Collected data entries
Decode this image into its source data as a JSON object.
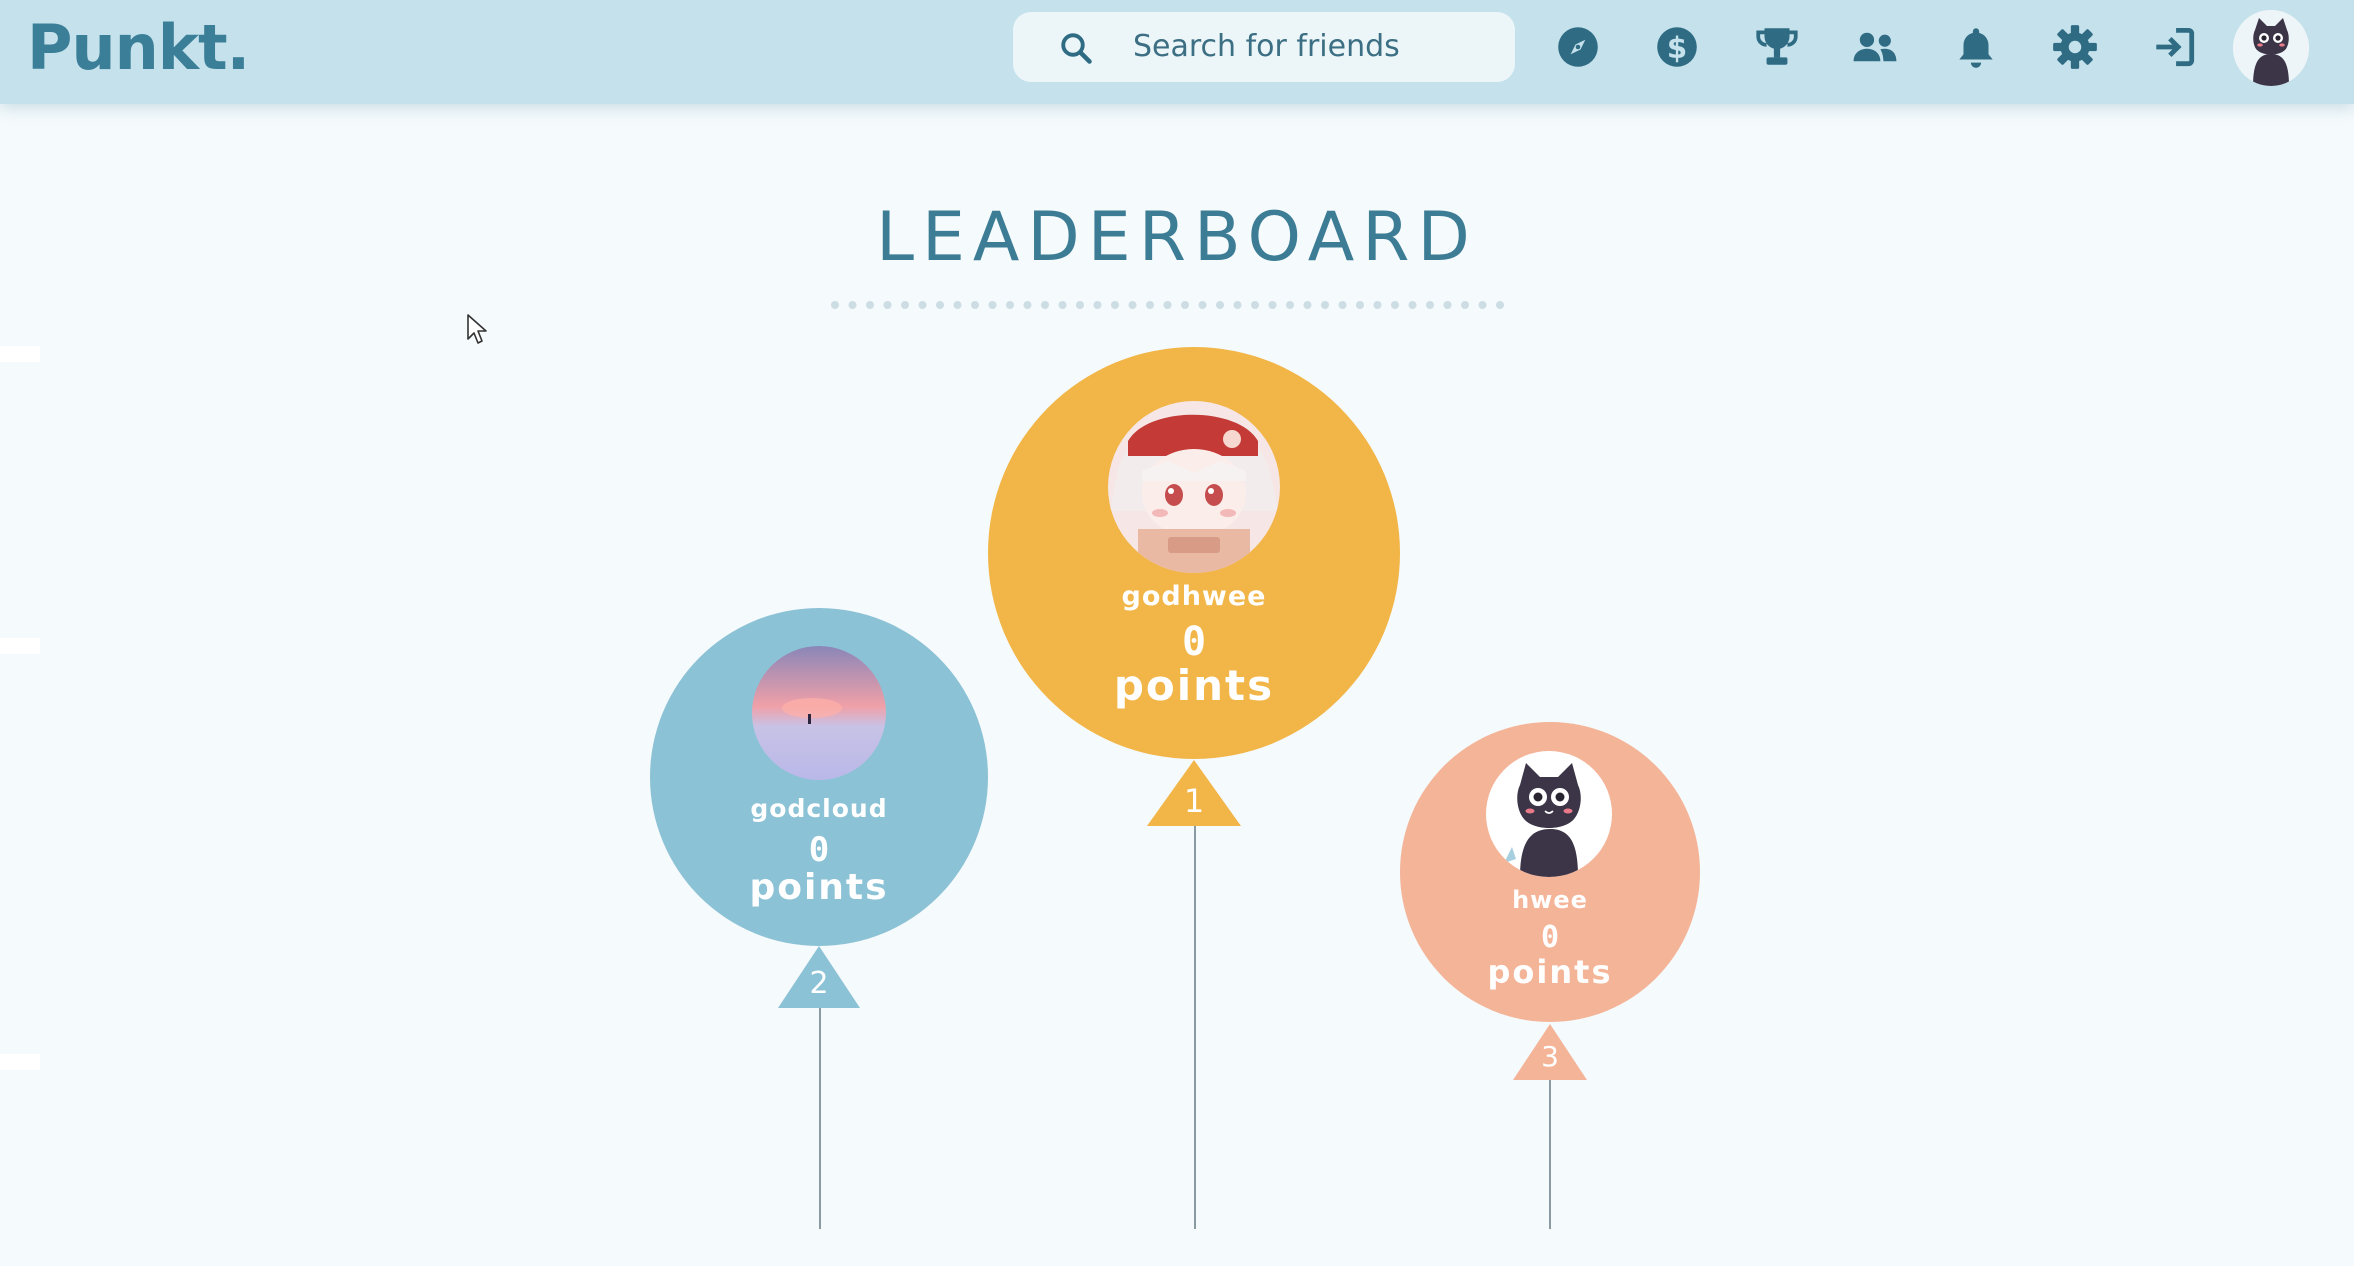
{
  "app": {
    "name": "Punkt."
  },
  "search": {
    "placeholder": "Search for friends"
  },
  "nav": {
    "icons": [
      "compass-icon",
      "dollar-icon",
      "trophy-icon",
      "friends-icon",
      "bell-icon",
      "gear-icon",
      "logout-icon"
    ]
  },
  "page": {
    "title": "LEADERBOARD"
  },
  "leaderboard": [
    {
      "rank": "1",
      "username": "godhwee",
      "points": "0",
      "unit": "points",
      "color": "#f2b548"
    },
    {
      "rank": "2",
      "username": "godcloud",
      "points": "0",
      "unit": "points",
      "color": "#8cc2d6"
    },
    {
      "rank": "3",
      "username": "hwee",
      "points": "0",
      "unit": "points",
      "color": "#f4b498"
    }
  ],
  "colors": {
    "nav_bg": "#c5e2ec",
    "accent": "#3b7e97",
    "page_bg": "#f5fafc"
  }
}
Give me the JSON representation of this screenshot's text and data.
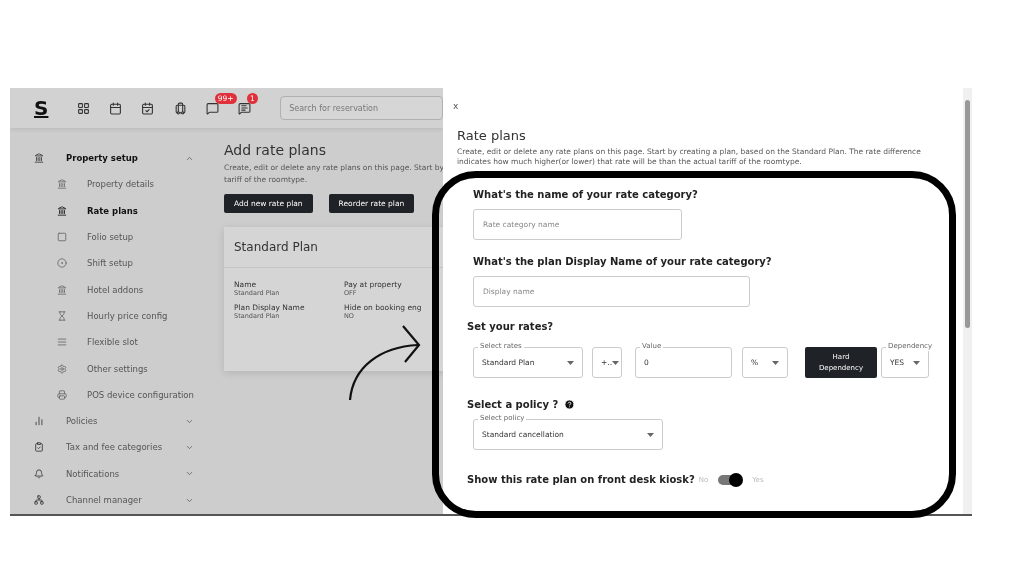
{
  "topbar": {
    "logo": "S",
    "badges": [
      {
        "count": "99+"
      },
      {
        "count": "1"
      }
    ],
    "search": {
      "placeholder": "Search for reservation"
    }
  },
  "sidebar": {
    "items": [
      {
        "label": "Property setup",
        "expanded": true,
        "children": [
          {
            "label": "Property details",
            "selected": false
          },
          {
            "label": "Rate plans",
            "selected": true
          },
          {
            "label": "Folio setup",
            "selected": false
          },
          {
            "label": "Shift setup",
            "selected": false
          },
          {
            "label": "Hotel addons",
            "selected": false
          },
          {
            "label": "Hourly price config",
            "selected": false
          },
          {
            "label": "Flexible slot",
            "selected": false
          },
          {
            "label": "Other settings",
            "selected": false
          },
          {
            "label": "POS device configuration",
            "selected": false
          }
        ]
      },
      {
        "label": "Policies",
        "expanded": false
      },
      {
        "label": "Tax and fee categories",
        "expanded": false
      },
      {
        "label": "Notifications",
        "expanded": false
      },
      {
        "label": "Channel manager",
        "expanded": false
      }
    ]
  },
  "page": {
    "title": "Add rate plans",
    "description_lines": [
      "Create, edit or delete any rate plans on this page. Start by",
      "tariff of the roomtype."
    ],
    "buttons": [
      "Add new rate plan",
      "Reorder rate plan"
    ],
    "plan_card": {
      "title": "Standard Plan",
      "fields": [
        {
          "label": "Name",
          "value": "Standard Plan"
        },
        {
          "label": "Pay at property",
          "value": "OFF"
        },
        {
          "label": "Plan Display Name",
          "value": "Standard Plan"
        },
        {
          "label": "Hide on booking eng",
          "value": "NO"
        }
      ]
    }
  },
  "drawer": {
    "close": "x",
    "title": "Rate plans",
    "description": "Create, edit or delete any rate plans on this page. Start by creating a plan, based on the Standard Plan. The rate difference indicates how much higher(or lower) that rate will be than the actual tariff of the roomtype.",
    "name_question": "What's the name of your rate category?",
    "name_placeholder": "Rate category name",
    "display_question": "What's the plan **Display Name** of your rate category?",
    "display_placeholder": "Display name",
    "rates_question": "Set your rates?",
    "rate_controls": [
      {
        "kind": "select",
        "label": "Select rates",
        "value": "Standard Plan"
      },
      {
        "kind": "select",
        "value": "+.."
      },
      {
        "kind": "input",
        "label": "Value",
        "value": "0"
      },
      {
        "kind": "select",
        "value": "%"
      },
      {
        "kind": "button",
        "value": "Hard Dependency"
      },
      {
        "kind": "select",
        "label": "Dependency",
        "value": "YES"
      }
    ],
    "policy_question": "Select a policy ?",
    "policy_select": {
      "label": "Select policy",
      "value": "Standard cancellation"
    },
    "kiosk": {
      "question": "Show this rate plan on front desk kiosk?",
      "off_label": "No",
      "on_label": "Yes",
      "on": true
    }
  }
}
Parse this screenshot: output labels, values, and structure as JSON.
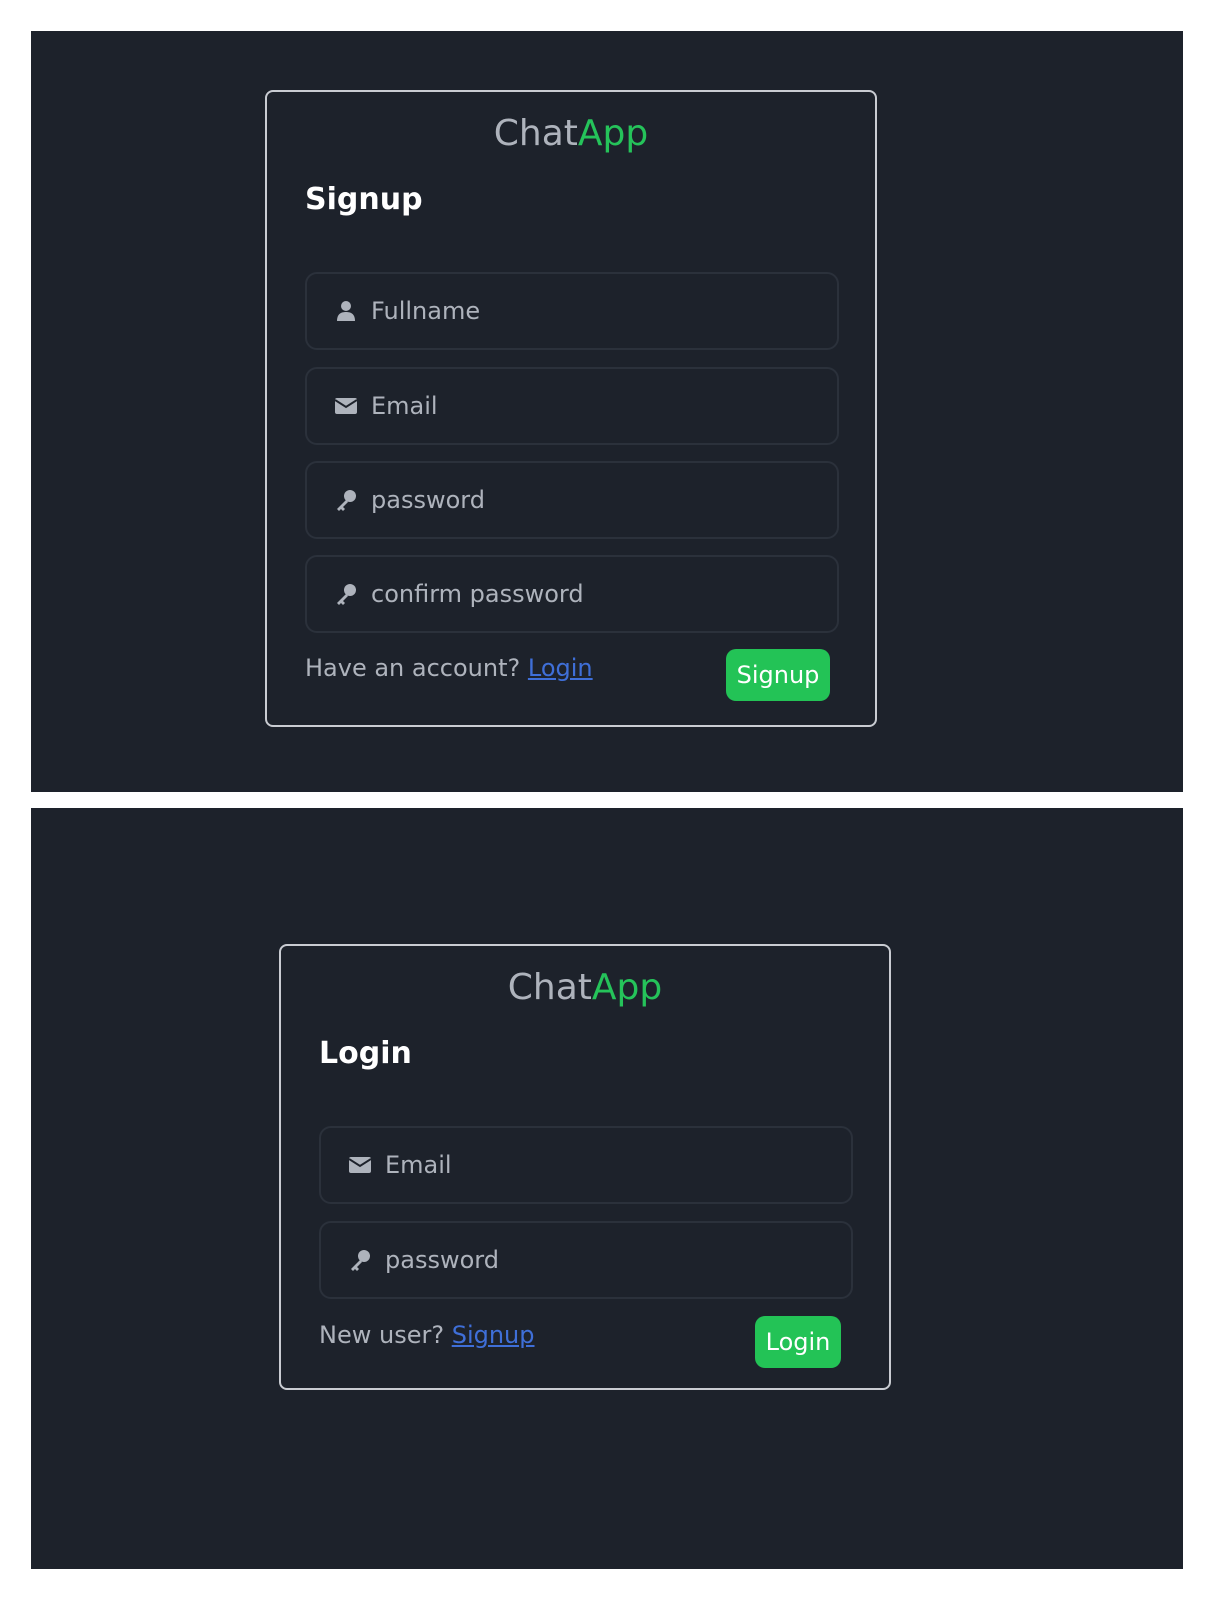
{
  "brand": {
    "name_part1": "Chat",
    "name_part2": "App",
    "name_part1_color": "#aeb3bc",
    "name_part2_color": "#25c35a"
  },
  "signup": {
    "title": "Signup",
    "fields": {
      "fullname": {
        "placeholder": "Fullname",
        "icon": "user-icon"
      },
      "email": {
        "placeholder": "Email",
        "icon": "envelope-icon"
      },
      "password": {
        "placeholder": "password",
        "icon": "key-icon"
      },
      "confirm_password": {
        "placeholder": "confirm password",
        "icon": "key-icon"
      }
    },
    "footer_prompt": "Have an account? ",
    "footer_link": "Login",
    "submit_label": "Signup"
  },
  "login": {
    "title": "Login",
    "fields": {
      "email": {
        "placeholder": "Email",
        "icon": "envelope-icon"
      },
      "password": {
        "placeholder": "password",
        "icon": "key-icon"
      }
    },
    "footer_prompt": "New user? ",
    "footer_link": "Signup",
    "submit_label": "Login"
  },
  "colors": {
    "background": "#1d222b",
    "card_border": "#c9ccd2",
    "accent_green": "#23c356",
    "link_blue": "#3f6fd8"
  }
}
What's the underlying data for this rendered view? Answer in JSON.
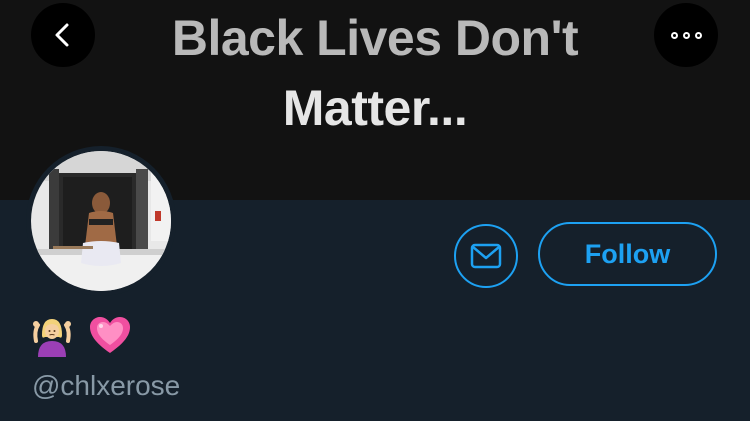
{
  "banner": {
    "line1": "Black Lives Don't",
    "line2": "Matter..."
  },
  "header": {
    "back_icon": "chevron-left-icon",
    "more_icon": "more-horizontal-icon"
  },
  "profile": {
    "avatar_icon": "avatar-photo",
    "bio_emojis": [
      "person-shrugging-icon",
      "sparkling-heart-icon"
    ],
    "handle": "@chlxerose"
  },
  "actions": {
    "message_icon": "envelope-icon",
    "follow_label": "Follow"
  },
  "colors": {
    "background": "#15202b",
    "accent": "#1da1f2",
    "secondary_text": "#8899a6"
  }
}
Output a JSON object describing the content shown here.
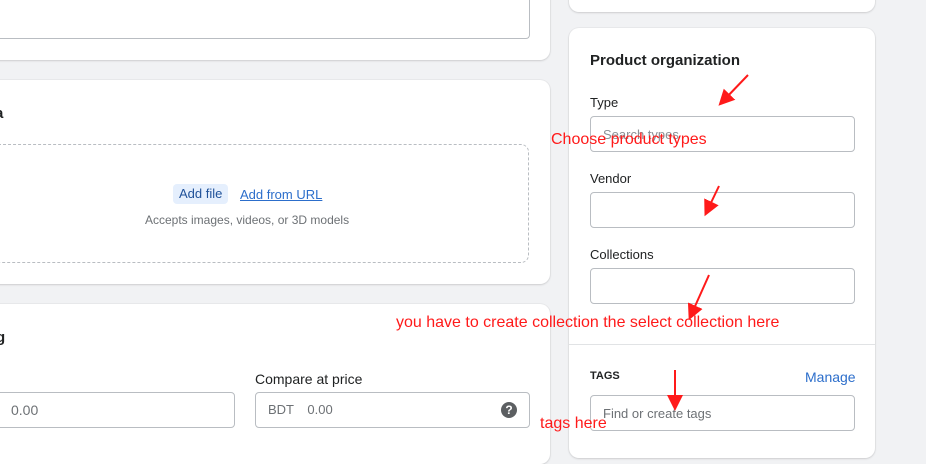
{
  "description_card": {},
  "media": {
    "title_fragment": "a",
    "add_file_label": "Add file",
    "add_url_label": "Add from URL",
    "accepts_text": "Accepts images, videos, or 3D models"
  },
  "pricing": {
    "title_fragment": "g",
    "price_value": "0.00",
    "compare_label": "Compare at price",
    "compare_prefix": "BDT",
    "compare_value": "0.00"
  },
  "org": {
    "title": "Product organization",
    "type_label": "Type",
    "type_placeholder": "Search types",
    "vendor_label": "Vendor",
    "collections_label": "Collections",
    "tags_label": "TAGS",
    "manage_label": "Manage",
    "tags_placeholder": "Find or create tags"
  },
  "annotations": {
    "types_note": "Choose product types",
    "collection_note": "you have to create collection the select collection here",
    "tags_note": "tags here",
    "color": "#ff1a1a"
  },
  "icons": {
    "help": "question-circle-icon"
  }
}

Exercise directions:
Find the lines containing "category" and list every one of them.

Correct result:
    "name_question": "What's the name of your rate category?",
    "name_placeholder": "Rate category name",
    "display_question": "What's the plan **Display Name** of your rate category?",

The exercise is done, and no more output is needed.